Written exercise
Read the records and write them out again exactly.

-- Begin Entries supplied --

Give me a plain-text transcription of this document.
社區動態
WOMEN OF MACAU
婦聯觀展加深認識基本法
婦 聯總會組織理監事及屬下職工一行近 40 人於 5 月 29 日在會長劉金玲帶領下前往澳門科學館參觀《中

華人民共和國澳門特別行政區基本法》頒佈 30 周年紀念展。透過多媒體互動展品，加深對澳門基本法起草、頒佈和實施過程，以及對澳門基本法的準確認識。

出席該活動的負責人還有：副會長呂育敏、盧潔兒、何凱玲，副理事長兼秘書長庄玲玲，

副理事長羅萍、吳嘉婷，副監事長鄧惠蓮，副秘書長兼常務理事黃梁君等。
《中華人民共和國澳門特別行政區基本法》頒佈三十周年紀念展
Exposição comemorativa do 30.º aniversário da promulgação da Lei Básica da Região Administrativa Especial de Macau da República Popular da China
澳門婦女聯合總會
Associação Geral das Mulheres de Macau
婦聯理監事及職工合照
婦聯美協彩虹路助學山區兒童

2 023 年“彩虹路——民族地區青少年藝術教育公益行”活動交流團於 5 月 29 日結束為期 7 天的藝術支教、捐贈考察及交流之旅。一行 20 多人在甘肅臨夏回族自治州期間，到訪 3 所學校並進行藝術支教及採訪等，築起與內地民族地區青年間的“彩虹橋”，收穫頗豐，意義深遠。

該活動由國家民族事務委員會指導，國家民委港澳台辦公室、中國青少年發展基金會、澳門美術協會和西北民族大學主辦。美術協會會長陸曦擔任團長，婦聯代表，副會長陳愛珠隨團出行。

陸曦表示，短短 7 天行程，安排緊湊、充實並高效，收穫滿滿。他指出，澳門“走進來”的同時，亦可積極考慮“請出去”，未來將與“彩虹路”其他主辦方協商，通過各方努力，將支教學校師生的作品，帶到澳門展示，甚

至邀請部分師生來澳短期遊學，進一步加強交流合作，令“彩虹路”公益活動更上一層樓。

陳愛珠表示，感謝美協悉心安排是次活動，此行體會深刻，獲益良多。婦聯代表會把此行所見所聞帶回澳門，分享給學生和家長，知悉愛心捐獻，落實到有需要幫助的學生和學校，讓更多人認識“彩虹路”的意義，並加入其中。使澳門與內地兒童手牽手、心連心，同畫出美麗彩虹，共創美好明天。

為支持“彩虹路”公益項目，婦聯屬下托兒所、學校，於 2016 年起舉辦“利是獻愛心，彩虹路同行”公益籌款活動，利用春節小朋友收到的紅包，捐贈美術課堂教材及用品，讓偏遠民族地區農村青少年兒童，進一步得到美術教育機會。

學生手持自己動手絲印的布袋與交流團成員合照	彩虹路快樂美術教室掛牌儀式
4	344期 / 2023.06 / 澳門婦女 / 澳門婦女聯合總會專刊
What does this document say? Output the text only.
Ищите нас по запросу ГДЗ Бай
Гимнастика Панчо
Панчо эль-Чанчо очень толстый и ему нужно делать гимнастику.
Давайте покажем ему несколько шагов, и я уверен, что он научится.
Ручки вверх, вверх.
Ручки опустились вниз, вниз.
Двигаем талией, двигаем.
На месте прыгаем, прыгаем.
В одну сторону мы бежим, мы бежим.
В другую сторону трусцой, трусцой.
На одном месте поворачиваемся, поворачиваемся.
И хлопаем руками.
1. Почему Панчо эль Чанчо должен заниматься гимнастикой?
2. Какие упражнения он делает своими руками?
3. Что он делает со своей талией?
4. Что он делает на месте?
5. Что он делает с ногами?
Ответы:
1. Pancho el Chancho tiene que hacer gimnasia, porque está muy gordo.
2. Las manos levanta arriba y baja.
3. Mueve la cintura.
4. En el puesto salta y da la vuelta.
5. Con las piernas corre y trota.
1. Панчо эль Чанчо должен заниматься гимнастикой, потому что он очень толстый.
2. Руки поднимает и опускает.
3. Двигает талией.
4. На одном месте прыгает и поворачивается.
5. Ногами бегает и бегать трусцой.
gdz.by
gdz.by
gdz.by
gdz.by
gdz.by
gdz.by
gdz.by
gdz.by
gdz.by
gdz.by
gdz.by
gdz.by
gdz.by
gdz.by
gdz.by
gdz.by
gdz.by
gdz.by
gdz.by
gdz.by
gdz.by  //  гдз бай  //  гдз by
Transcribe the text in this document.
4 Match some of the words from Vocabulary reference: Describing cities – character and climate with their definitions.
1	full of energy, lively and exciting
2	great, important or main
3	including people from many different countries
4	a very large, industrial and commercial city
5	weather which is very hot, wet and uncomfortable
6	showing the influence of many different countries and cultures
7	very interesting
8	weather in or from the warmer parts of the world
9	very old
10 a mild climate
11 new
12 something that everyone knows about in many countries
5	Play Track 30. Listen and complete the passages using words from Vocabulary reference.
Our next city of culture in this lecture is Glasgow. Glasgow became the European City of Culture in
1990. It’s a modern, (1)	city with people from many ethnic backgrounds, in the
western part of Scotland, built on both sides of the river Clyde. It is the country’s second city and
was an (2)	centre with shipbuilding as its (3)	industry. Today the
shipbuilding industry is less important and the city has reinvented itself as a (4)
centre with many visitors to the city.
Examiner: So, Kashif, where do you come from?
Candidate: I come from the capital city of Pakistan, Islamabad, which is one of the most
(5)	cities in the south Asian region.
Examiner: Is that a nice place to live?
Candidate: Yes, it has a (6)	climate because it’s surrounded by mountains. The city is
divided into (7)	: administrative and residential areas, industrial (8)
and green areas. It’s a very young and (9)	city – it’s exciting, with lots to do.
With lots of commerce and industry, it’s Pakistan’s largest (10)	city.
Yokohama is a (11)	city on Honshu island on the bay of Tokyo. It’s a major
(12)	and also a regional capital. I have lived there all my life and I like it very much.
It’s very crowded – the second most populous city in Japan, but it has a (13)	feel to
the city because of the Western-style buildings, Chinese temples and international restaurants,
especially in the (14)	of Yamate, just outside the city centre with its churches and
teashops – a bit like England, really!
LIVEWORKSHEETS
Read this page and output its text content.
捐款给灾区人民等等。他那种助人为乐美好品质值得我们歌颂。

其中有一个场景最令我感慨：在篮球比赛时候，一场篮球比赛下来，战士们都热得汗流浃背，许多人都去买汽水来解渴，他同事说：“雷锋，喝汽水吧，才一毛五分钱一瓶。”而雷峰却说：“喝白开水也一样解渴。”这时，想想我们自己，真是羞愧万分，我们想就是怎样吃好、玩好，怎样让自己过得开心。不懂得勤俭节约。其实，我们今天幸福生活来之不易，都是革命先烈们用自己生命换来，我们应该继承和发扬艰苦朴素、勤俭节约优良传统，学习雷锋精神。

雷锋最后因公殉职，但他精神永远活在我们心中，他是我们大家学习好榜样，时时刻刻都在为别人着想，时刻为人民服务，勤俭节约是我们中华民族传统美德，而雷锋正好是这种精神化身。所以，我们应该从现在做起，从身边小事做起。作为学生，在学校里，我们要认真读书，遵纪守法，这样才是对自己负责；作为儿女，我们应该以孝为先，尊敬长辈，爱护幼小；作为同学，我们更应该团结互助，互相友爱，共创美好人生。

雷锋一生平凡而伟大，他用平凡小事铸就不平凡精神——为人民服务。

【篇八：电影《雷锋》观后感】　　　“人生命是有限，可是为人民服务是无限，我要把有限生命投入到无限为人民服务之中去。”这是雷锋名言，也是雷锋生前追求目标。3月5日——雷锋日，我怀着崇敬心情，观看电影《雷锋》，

-- End Entries supplied --

Complete output
Give me a plain-text transcription of this document.
社區動態
WOMEN OF MACAU
婦聯觀展加深認識基本法
婦 聯總會組織理監事及屬下職工一行近 40 人於 5 月 29 日在會長劉金玲帶領下前往澳門科學館參觀《中

華人民共和國澳門特別行政區基本法》頒佈 30 周年紀念展。透過多媒體互動展品，加深對澳門基本法起草、頒佈和實施過程，以及對澳門基本法的準確認識。

出席該活動的負責人還有：副會長呂育敏、盧潔兒、何凱玲，副理事長兼秘書長庄玲玲，

副理事長羅萍、吳嘉婷，副監事長鄧惠蓮，副秘書長兼常務理事黃梁君等。
《中華人民共和國澳門特別行政區基本法》頒佈三十周年紀念展
Exposição comemorativa do 30.º aniversário da promulgação da Lei Básica da Região Administrativa Especial de Macau da República Popular da China
澳門婦女聯合總會
Associação Geral das Mulheres de Macau
婦聯理監事及職工合照
婦聯美協彩虹路助學山區兒童

2 023 年“彩虹路——民族地區青少年藝術教育公益行”活動交流團於 5 月 29 日結束為期 7 天的藝術支教、捐贈考察及交流之旅。一行 20 多人在甘肅臨夏回族自治州期間，到訪 3 所學校並進行藝術支教及採訪等，築起與內地民族地區青年間的“彩虹橋”，收穫頗豐，意義深遠。

該活動由國家民族事務委員會指導，國家民委港澳台辦公室、中國青少年發展基金會、澳門美術協會和西北民族大學主辦。美術協會會長陸曦擔任團長，婦聯代表，副會長陳愛珠隨團出行。

陸曦表示，短短 7 天行程，安排緊湊、充實並高效，收穫滿滿。他指出，澳門“走進來”的同時，亦可積極考慮“請出去”，未來將與“彩虹路”其他主辦方協商，通過各方努力，將支教學校師生的作品，帶到澳門展示，甚

至邀請部分師生來澳短期遊學，進一步加強交流合作，令“彩虹路”公益活動更上一層樓。

陳愛珠表示，感謝美協悉心安排是次活動，此行體會深刻，獲益良多。婦聯代表會把此行所見所聞帶回澳門，分享給學生和家長，知悉愛心捐獻，落實到有需要幫助的學生和學校，讓更多人認識“彩虹路”的意義，並加入其中。使澳門與內地兒童手牽手、心連心，同畫出美麗彩虹，共創美好明天。

為支持“彩虹路”公益項目，婦聯屬下托兒所、學校，於 2016 年起舉辦“利是獻愛心，彩虹路同行”公益籌款活動，利用春節小朋友收到的紅包，捐贈美術課堂教材及用品，讓偏遠民族地區農村青少年兒童，進一步得到美術教育機會。

學生手持自己動手絲印的布袋與交流團成員合照	彩虹路快樂美術教室掛牌儀式
4	344期 / 2023.06 / 澳門婦女 / 澳門婦女聯合總會專刊
What does this document say? Output the text only.
Ищите нас по запросу ГДЗ Бай
Гимнастика Панчо
Панчо эль-Чанчо очень толстый и ему нужно делать гимнастику.
Давайте покажем ему несколько шагов, и я уверен, что он научится.
Ручки вверх, вверх.
Ручки опустились вниз, вниз.
Двигаем талией, двигаем.
На месте прыгаем, прыгаем.
В одну сторону мы бежим, мы бежим.
В другую сторону трусцой, трусцой.
На одном месте поворачиваемся, поворачиваемся.
И хлопаем руками.
1. Почему Панчо эль Чанчо должен заниматься гимнастикой?
2. Какие упражнения он делает своими руками?
3. Что он делает со своей талией?
4. Что он делает на месте?
5. Что он делает с ногами?
Ответы:
1. Pancho el Chancho tiene que hacer gimnasia, porque está muy gordo.
2. Las manos levanta arriba y baja.
3. Mueve la cintura.
4. En el puesto salta y da la vuelta.
5. Con las piernas corre y trota.
1. Панчо эль Чанчо должен заниматься гимнастикой, потому что он очень толстый.
2. Руки поднимает и опускает.
3. Двигает талией.
4. На одном месте прыгает и поворачивается.
5. Ногами бегает и бегать трусцой.
gdz.by
gdz.by
gdz.by
gdz.by
gdz.by
gdz.by
gdz.by
gdz.by
gdz.by
gdz.by
gdz.by
gdz.by
gdz.by
gdz.by
gdz.by
gdz.by
gdz.by
gdz.by
gdz.by
gdz.by
gdz.by  //  гдз бай  //  гдз by
Transcribe the text in this document.
4 Match some of the words from Vocabulary reference: Describing cities – character and climate with their definitions.
1	full of energy, lively and exciting
2	great, important or main
3	including people from many different countries
4	a very large, industrial and commercial city
5	weather which is very hot, wet and uncomfortable
6	showing the influence of many different countries and cultures
7	very interesting
8	weather in or from the warmer parts of the world
9	very old
10 a mild climate
11 new
12 something that everyone knows about in many countries
5	Play Track 30. Listen and complete the passages using words from Vocabulary reference.
Our next city of culture in this lecture is Glasgow. Glasgow became the European City of Culture in
1990. It’s a modern, (1)	city with people from many ethnic backgrounds, in the
western part of Scotland, built on both sides of the river Clyde. It is the country’s second city and
was an (2)	centre with shipbuilding as its (3)	industry. Today the
shipbuilding industry is less important and the city has reinvented itself as a (4)
centre with many visitors to the city.
Examiner: So, Kashif, where do you come from?
Candidate: I come from the capital city of Pakistan, Islamabad, which is one of the most
(5)	cities in the south Asian region.
Examiner: Is that a nice place to live?
Candidate: Yes, it has a (6)	climate because it’s surrounded by mountains. The city is
divided into (7)	: administrative and residential areas, industrial (8)
and green areas. It’s a very young and (9)	city – it’s exciting, with lots to do.
With lots of commerce and industry, it’s Pakistan’s largest (10)	city.
Yokohama is a (11)	city on Honshu island on the bay of Tokyo. It’s a major
(12)	and also a regional capital. I have lived there all my life and I like it very much.
It’s very crowded – the second most populous city in Japan, but it has a (13)	feel to
the city because of the Western-style buildings, Chinese temples and international restaurants,
especially in the (14)	of Yamate, just outside the city centre with its churches and
teashops – a bit like England, really!
LIVEWORKSHEETS
Read this page and output its text content.
捐款给灾区人民等等。他那种助人为乐美好品质值得我们歌颂。

其中有一个场景最令我感慨：在篮球比赛时候，一场篮球比赛下来，战士们都热得汗流浃背，许多人都去买汽水来解渴，他同事说：“雷锋，喝汽水吧，才一毛五分钱一瓶。”而雷峰却说：“喝白开水也一样解渴。”这时，想想我们自己，真是羞愧万分，我们想就是怎样吃好、玩好，怎样让自己过得开心。不懂得勤俭节约。其实，我们今天幸福生活来之不易，都是革命先烈们用自己生命换来，我们应该继承和发扬艰苦朴素、勤俭节约优良传统，学习雷锋精神。

雷锋最后因公殉职，但他精神永远活在我们心中，他是我们大家学习好榜样，时时刻刻都在为别人着想，时刻为人民服务，勤俭节约是我们中华民族传统美德，而雷锋正好是这种精神化身。所以，我们应该从现在做起，从身边小事做起。作为学生，在学校里，我们要认真读书，遵纪守法，这样才是对自己负责；作为儿女，我们应该以孝为先，尊敬长辈，爱护幼小；作为同学，我们更应该团结互助，互相友爱，共创美好人生。

雷锋一生平凡而伟大，他用平凡小事铸就不平凡精神——为人民服务。

【篇八：电影《雷锋》观后感】　　　“人生命是有限，可是为人民服务是无限，我要把有限生命投入到无限为人民服务之中去。”这是雷锋名言，也是雷锋生前追求目标。3月5日——雷锋日，我怀着崇敬心情，观看电影《雷锋》，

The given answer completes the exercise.